◆ TO BE DONE ◆
Each line of the listing must be transcribed exactly, except for the images, which should be excluded.

◆ ITEMS ◆
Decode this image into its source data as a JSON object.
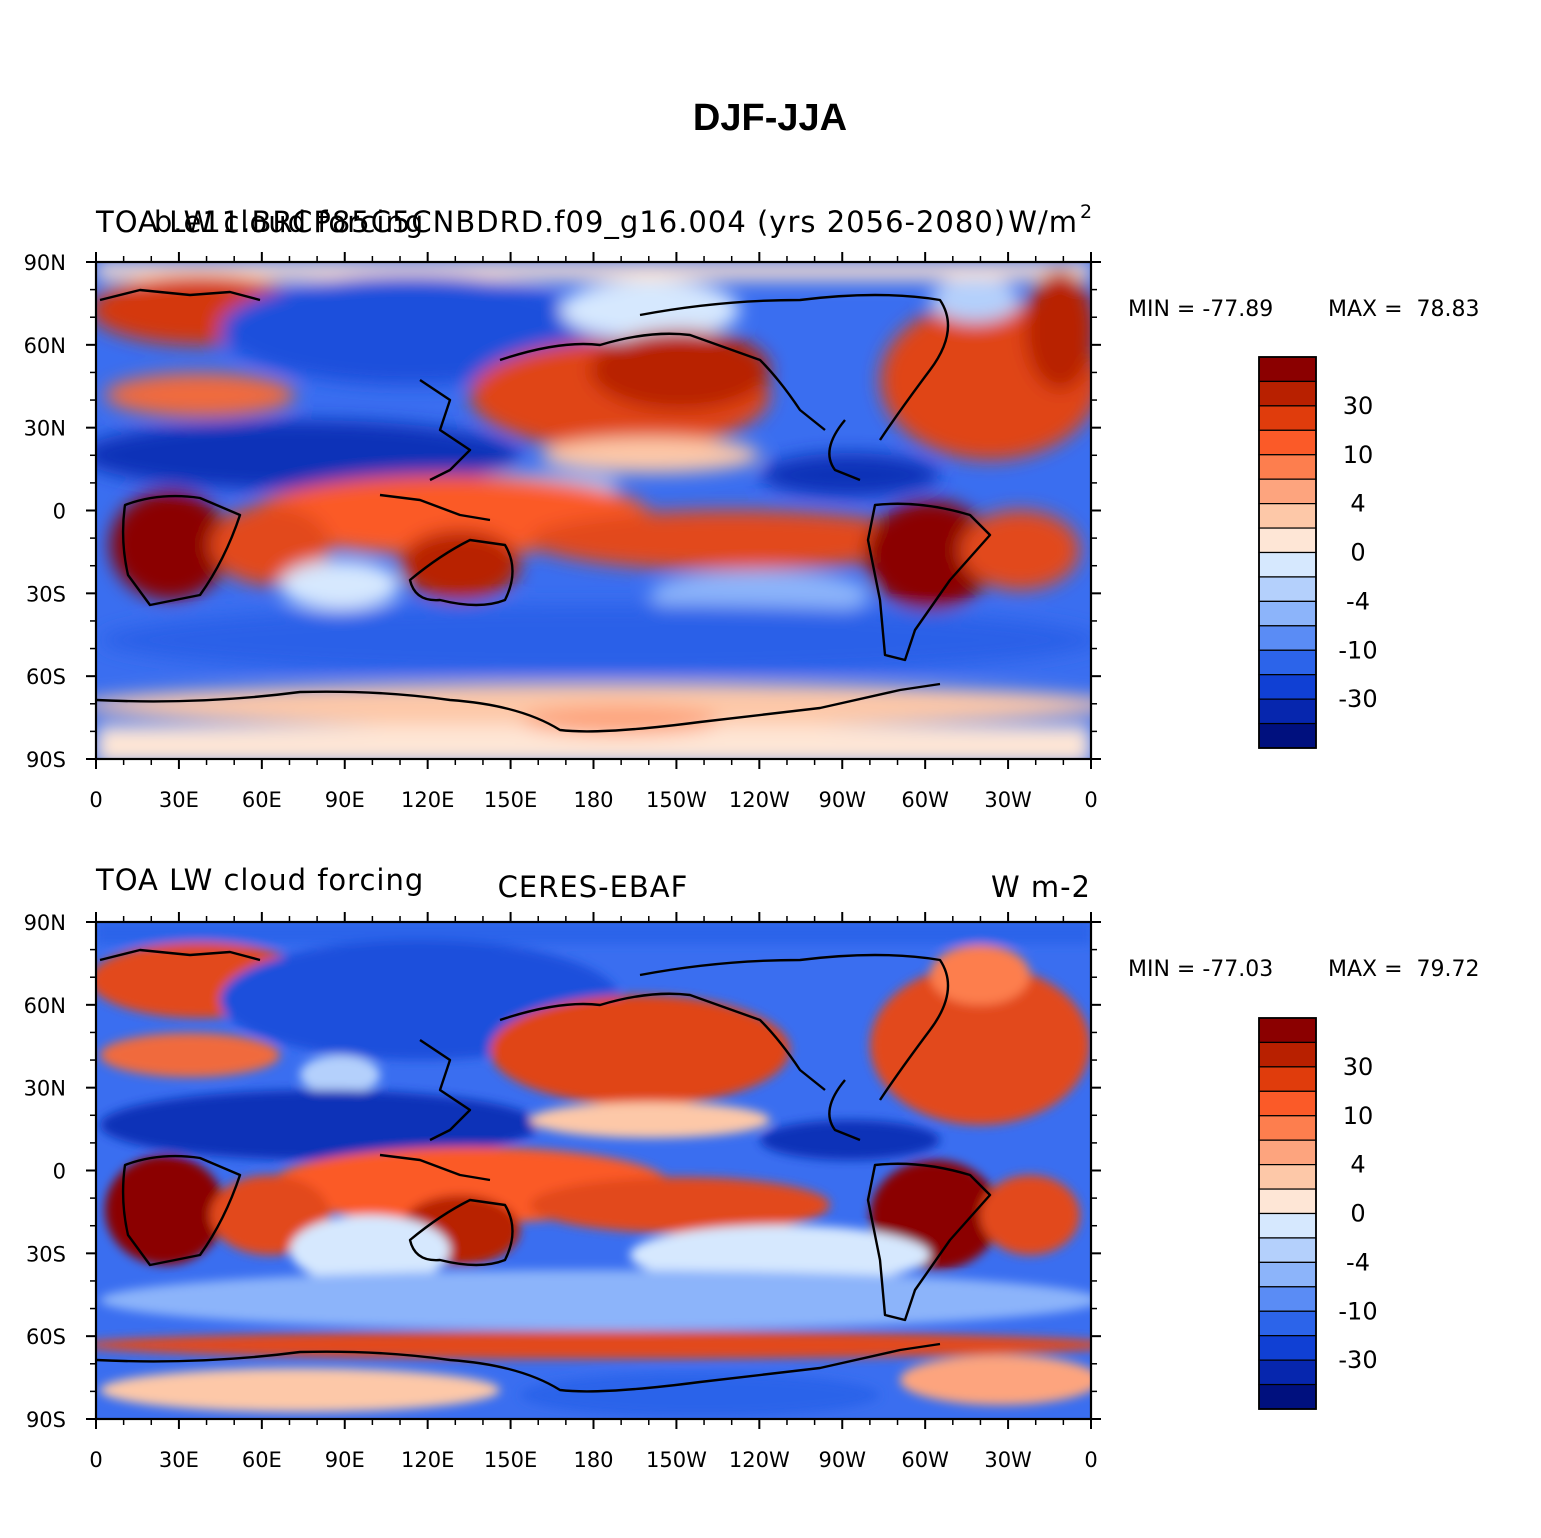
{
  "chart_data": {
    "type": "heatmap",
    "title": "DJF-JJA",
    "x_ticks": [
      "0",
      "30E",
      "60E",
      "90E",
      "120E",
      "150E",
      "180",
      "150W",
      "120W",
      "90W",
      "60W",
      "30W",
      "0"
    ],
    "y_ticks": [
      "90N",
      "60N",
      "30N",
      "0",
      "30S",
      "60S",
      "90S"
    ],
    "xlim": [
      0,
      360
    ],
    "ylim": [
      -90,
      90
    ],
    "colorbar": {
      "labels": [
        "30",
        "10",
        "4",
        "0",
        "-4",
        "-10",
        "-30"
      ],
      "colors": [
        "#8b0000",
        "#b82000",
        "#e03c0c",
        "#fb5a28",
        "#fd7e4e",
        "#fda47e",
        "#fdc8a8",
        "#fee6d6",
        "#d6e8fe",
        "#b4d0fc",
        "#8cb4fa",
        "#5a8cf5",
        "#2c64ea",
        "#1040d4",
        "#0626ae",
        "#00107e"
      ]
    },
    "panels": [
      {
        "name": "model",
        "left_title": "TOA LW cloud forcing",
        "center_title": "b.e11.BRCP85C5CNBDRD.f09_g16.004 (yrs 2056-2080)",
        "right_title_base": "W/m",
        "right_title_sup": "2",
        "min_label": "MIN = -77.89",
        "max_label": "MAX =  78.83",
        "min": -77.89,
        "max": 78.83
      },
      {
        "name": "obs",
        "left_title": "TOA LW cloud forcing",
        "center_title": "CERES-EBAF",
        "right_title_base": "W m-2",
        "right_title_sup": "",
        "min_label": "MIN = -77.03",
        "max_label": "MAX =  79.72",
        "min": -77.03,
        "max": 79.72
      }
    ]
  }
}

◆ THE OUTPUT ◆
Decode this image into its source data as a JSON object.
{
  "chart_data": {
    "type": "heatmap",
    "title": "DJF-JJA",
    "x_ticks": [
      "0",
      "30E",
      "60E",
      "90E",
      "120E",
      "150E",
      "180",
      "150W",
      "120W",
      "90W",
      "60W",
      "30W",
      "0"
    ],
    "y_ticks": [
      "90N",
      "60N",
      "30N",
      "0",
      "30S",
      "60S",
      "90S"
    ],
    "xlim": [
      0,
      360
    ],
    "ylim": [
      -90,
      90
    ],
    "colorbar": {
      "labels": [
        "30",
        "10",
        "4",
        "0",
        "-4",
        "-10",
        "-30"
      ],
      "colors": [
        "#8b0000",
        "#b82000",
        "#e03c0c",
        "#fb5a28",
        "#fd7e4e",
        "#fda47e",
        "#fdc8a8",
        "#fee6d6",
        "#d6e8fe",
        "#b4d0fc",
        "#8cb4fa",
        "#5a8cf5",
        "#2c64ea",
        "#1040d4",
        "#0626ae",
        "#00107e"
      ]
    },
    "panels": [
      {
        "name": "model",
        "left_title": "TOA LW cloud forcing",
        "center_title": "b.e11.BRCP85C5CNBDRD.f09_g16.004 (yrs 2056-2080)",
        "right_title_base": "W/m",
        "right_title_sup": "2",
        "min_label": "MIN = -77.89",
        "max_label": "MAX =  78.83",
        "min": -77.89,
        "max": 78.83
      },
      {
        "name": "obs",
        "left_title": "TOA LW cloud forcing",
        "center_title": "CERES-EBAF",
        "right_title_base": "W m-2",
        "right_title_sup": "",
        "min_label": "MIN = -77.03",
        "max_label": "MAX =  79.72",
        "min": -77.03,
        "max": 79.72
      }
    ]
  }
}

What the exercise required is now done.